** Start Data to use **

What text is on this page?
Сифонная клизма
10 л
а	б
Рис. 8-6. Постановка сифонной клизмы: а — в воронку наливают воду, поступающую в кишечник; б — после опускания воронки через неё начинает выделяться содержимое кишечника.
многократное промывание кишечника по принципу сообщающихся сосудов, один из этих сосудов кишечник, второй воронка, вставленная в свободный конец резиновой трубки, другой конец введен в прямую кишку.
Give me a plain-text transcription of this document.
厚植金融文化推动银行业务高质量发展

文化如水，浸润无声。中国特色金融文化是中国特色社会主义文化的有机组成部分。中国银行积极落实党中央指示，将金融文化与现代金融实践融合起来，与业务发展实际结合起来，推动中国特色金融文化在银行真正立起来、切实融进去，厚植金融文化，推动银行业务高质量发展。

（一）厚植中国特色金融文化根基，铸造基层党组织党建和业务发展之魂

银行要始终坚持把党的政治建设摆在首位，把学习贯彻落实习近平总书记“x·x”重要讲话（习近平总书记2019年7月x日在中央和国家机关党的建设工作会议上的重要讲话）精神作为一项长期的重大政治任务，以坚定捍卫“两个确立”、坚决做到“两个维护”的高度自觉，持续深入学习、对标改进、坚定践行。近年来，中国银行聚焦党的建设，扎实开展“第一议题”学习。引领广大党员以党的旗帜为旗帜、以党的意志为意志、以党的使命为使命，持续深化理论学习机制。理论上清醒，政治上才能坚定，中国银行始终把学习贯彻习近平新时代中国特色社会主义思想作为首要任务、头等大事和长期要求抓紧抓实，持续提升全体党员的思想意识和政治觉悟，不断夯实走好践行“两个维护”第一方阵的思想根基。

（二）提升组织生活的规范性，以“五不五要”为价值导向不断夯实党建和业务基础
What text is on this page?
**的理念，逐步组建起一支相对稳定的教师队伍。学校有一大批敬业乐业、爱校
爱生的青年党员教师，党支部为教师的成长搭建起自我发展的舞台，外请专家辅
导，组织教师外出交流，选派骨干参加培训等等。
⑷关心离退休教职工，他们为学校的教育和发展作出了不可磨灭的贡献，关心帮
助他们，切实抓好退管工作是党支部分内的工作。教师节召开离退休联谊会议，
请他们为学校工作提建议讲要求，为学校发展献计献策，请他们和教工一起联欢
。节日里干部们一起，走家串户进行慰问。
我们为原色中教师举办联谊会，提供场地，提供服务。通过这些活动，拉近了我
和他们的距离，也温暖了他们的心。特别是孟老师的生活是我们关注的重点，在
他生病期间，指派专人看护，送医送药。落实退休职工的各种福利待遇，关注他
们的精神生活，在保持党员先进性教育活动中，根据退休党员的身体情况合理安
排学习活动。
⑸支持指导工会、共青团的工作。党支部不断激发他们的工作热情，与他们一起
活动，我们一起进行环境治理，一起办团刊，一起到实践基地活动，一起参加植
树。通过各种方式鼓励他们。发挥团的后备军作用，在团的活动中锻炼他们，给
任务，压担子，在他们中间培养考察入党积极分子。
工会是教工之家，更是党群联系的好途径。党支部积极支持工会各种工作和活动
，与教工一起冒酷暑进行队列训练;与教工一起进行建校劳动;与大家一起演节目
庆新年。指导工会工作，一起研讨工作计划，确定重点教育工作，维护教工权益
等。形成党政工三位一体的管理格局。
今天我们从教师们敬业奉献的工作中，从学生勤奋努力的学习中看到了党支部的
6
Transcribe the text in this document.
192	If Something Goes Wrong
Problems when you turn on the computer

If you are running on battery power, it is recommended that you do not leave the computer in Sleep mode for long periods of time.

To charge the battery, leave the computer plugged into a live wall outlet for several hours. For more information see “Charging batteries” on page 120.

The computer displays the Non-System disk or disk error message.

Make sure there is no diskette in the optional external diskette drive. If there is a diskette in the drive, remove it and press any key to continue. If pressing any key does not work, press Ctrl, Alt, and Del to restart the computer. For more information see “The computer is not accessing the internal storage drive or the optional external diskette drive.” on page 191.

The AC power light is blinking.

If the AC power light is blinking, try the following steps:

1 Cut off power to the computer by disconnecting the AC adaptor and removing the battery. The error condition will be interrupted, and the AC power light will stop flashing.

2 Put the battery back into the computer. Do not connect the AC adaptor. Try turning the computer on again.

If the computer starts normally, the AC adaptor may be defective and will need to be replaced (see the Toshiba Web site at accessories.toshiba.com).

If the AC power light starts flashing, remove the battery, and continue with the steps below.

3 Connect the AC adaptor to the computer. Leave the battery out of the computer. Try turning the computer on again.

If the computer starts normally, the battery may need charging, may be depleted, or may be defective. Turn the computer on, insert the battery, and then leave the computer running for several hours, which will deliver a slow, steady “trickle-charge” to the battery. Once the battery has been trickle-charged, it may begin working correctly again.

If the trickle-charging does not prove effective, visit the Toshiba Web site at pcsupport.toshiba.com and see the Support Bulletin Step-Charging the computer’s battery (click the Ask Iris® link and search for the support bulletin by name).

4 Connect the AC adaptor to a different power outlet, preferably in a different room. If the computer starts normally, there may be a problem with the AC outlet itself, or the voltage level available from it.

** End Data to use **

[Directive] Find the lines above that include the string "this" and copy them.

[Correct result]
What text is on this page?
Give me a plain-text transcription of this document.
What text is on this page?
Transcribe the text in this document.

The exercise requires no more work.